_ITEMS_
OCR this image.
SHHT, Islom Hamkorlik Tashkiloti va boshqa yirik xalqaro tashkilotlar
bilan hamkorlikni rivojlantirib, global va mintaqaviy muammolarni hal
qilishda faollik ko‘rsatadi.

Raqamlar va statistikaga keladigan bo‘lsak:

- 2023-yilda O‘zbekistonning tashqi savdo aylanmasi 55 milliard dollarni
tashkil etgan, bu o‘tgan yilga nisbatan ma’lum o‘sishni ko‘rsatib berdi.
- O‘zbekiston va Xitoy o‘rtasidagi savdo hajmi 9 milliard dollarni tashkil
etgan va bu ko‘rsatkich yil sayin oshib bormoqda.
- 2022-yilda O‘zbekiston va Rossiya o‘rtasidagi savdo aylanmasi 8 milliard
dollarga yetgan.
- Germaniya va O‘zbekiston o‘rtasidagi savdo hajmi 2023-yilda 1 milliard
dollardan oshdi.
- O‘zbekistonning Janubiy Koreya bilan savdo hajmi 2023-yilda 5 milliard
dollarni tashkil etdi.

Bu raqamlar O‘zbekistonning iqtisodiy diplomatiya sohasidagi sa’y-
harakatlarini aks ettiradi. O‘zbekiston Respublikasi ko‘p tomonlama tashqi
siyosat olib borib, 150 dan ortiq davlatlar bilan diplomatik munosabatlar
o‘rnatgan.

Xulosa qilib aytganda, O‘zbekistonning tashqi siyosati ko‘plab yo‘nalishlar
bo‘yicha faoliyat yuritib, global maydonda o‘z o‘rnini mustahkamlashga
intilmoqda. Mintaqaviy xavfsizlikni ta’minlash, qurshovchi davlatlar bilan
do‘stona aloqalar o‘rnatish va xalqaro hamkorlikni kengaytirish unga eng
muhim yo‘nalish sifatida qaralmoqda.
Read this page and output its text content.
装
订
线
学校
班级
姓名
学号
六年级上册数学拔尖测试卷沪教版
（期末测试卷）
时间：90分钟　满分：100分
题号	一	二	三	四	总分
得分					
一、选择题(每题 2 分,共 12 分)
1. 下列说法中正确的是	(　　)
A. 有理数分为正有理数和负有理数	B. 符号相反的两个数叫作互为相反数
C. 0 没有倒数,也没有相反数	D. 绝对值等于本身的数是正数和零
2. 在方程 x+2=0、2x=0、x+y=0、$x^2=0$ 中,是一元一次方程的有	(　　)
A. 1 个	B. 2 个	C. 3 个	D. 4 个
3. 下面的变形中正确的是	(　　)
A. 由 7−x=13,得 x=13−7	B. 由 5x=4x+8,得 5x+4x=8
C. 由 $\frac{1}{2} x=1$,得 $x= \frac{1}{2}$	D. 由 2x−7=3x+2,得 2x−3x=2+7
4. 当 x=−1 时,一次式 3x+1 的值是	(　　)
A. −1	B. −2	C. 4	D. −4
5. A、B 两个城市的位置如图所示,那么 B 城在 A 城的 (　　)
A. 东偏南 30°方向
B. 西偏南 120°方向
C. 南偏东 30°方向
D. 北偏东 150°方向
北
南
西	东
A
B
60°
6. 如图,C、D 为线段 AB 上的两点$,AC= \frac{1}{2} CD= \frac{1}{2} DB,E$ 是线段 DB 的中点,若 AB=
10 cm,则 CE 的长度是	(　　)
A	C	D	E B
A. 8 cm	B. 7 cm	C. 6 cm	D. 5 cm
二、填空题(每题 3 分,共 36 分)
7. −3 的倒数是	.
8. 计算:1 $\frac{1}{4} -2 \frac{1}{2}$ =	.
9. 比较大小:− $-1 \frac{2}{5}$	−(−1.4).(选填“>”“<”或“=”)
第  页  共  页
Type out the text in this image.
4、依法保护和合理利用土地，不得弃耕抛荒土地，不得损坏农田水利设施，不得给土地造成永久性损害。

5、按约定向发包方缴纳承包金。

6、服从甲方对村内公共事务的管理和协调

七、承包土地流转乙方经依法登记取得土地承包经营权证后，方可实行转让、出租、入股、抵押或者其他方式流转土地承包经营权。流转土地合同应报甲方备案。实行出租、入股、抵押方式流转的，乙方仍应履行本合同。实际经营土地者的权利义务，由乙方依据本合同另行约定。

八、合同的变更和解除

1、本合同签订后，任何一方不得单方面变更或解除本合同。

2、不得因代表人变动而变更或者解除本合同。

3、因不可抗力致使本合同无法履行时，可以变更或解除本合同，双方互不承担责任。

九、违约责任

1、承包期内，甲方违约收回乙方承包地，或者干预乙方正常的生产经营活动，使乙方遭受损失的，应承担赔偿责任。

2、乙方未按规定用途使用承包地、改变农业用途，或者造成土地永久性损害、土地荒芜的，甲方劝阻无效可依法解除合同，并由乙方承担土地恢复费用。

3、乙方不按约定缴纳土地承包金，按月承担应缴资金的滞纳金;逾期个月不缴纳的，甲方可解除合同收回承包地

_PROBLEM REQUIREMENTS_
Note each line of the entries that has "tashqi" in it, and copy those lines.

_EXERCISE OUTPUT_
- 2023-yilda O‘zbekistonning tashqi savdo aylanmasi 55 milliard dollarni
harakatlarini aks ettiradi. O‘zbekiston Respublikasi ko‘p tomonlama tashqi
Xulosa qilib aytganda, O‘zbekistonning tashqi siyosati ko‘plab yo‘nalishlar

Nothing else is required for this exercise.